TEXT PASSAGE:

Digging through my old posts ITT.
In post 2861, Vi wrote:
In post 2860, xRECKONERx wrote:Five Tribe is continuing to creep higher and higher on my list of faves every time I play it.
This is a good opinion. I like how it combines so many strategic elements with having the absolute wackiest game mechanic.
I think I'm done with Five Tribes. The ratio of AP:actual gameplay is too darn high. Also lurking BGG has kind of ruined my notions of this game being balanced.

(Another game that lurking BGG has ruined for me: Trajan.)

7 Wonders is still great, although I'm bearish on the expansions. Carcassonne is still good at what it does. Ra is still decent enough and I don't have anything else in its niche.

Argent is still my all-time favorite. As complex as other peoples' favorite heavy games, but so much more blatant in how rude you can be. The two-player variant is actually way smoother than I imagined. I learned that Synthesis Workshop is pretty much only useful in games where it comes after Council Chamber B.

ENTRIES SHOWN:
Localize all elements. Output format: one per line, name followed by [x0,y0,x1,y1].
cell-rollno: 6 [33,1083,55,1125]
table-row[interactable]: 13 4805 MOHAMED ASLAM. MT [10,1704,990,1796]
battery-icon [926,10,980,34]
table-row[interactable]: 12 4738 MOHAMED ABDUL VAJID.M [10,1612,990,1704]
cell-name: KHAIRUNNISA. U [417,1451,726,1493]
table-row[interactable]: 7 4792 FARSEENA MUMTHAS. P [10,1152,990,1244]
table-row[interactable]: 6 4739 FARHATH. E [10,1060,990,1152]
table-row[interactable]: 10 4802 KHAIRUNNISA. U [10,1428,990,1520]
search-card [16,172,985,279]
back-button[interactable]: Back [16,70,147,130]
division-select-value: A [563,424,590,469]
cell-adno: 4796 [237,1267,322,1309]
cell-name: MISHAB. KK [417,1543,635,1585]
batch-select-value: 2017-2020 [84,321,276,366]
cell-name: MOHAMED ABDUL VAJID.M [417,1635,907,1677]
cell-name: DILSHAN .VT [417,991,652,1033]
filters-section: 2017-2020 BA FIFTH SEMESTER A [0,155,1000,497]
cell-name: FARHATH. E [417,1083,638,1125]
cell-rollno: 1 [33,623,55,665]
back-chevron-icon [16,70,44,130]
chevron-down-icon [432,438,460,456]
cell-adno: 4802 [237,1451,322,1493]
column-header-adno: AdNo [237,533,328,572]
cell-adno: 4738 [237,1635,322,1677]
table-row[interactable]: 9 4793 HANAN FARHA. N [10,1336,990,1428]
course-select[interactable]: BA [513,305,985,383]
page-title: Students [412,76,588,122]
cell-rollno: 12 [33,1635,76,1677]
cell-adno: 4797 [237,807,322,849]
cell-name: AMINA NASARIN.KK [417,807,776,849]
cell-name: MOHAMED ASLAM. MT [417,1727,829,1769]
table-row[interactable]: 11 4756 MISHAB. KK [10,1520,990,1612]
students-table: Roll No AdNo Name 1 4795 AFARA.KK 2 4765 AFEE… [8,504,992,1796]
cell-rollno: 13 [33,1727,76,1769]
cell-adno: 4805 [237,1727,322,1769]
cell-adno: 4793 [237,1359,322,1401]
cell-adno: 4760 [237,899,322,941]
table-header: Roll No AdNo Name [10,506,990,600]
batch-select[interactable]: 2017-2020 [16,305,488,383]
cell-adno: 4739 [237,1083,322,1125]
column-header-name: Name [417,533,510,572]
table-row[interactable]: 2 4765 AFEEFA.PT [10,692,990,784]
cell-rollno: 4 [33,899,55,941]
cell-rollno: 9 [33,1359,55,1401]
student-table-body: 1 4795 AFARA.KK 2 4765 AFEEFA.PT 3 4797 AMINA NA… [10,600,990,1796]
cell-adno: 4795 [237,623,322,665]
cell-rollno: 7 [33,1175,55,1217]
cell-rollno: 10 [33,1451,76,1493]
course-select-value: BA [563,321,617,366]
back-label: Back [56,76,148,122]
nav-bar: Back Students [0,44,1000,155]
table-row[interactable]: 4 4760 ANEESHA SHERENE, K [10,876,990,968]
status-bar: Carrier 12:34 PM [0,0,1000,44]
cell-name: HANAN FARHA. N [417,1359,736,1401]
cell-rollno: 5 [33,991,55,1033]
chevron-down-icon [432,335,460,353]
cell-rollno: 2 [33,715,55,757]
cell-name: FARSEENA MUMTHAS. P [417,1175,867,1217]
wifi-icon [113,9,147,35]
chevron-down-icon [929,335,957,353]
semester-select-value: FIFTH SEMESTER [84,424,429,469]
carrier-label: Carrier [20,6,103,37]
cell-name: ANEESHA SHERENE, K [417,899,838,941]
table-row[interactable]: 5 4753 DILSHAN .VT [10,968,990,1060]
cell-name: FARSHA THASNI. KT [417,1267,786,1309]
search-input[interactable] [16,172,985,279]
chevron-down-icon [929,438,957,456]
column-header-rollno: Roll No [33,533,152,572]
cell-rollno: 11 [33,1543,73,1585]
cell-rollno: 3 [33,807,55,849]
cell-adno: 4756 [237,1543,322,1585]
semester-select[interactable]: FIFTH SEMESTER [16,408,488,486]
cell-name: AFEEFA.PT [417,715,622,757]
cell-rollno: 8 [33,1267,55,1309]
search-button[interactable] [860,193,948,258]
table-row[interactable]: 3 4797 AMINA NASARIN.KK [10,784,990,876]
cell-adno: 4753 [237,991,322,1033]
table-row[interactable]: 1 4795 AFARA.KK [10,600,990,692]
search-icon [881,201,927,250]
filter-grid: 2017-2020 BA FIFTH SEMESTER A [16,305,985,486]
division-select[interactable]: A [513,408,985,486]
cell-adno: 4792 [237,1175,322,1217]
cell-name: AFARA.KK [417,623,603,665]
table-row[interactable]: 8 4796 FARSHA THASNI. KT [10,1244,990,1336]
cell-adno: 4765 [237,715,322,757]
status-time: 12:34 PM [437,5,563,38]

PROBLEMS:
A) Answer these from the board game forum post:
(i) What number is the post in which Vi wrote?
(ii) Which game does the writer call an all-time favorite?
(iii) Besides Five Tribes, which game does the writer say lurking BGG ruined?
B) Reproduce the lines of the records from the first line through the line containing "cell-name: DILSHAN .VT [417,991,652,1033]", inclusive.
The board game forum post and the records were taken from unrelated sources.

SET OF ANSWERS:
A)
(i) 2861
(ii) Argent
(iii) Trajan

B)
Localize all elements. Output format: one per line, name followed by [x0,y0,x1,y1].
cell-rollno: 6 [33,1083,55,1125]
table-row[interactable]: 13 4805 MOHAMED ASLAM. MT [10,1704,990,1796]
battery-icon [926,10,980,34]
table-row[interactable]: 12 4738 MOHAMED ABDUL VAJID.M [10,1612,990,1704]
cell-name: KHAIRUNNISA. U [417,1451,726,1493]
table-row[interactable]: 7 4792 FARSEENA MUMTHAS. P [10,1152,990,1244]
table-row[interactable]: 6 4739 FARHATH. E [10,1060,990,1152]
table-row[interactable]: 10 4802 KHAIRUNNISA. U [10,1428,990,1520]
search-card [16,172,985,279]
back-button[interactable]: Back [16,70,147,130]
division-select-value: A [563,424,590,469]
cell-adno: 4796 [237,1267,322,1309]
cell-name: MISHAB. KK [417,1543,635,1585]
batch-select-value: 2017-2020 [84,321,276,366]
cell-name: MOHAMED ABDUL VAJID.M [417,1635,907,1677]
cell-name: DILSHAN .VT [417,991,652,1033]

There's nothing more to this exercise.